Problem to solve: Search the material below for the string "spectrogram" and list each line that holds it.

Records shown:
——

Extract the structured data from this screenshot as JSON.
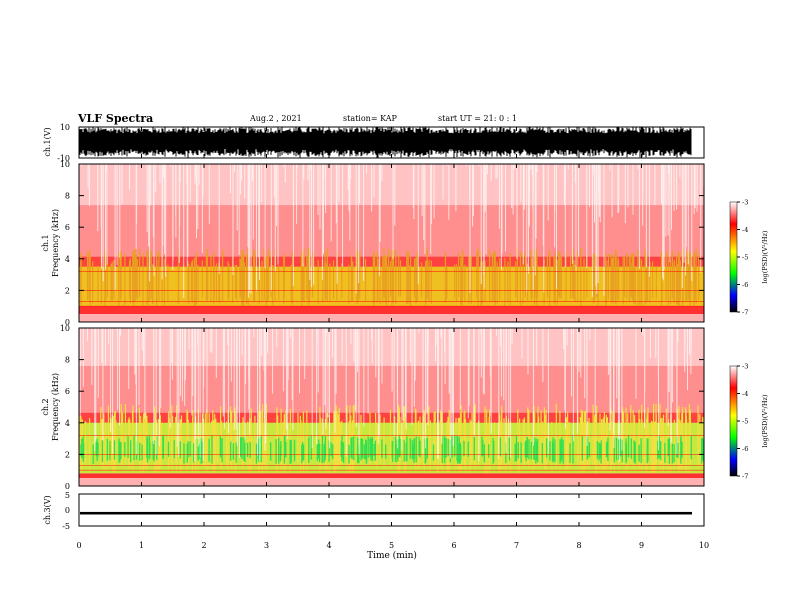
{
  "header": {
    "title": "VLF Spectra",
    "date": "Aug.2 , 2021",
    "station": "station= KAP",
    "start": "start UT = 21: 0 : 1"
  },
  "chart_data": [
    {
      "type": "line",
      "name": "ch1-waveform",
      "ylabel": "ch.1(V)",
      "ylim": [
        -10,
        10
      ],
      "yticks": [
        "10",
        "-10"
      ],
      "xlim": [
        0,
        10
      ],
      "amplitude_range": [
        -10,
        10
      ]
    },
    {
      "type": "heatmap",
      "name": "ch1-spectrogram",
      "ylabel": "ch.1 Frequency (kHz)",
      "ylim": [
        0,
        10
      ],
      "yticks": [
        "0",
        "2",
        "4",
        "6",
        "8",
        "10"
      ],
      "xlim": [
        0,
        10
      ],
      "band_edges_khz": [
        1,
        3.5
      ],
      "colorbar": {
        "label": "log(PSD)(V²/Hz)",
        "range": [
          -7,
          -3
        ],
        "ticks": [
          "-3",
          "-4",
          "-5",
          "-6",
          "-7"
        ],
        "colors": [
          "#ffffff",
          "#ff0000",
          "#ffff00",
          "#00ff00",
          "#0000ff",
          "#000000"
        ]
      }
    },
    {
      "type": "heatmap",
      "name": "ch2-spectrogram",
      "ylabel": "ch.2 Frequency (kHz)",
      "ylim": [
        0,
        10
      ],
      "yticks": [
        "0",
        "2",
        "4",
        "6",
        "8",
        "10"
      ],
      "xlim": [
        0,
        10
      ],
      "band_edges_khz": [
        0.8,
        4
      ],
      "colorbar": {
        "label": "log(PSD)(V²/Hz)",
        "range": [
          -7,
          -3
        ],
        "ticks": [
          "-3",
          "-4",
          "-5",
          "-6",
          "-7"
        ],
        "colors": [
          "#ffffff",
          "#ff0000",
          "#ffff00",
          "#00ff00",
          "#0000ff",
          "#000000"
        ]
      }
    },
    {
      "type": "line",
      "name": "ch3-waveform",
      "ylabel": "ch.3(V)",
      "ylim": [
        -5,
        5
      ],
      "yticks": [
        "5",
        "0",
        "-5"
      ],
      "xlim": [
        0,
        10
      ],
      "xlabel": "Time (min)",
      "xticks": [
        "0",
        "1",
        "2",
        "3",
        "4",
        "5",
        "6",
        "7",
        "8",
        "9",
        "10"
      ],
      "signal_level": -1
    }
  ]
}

——

Task solution:
      "name": "ch1-spectrogram",
      "name": "ch2-spectrogram",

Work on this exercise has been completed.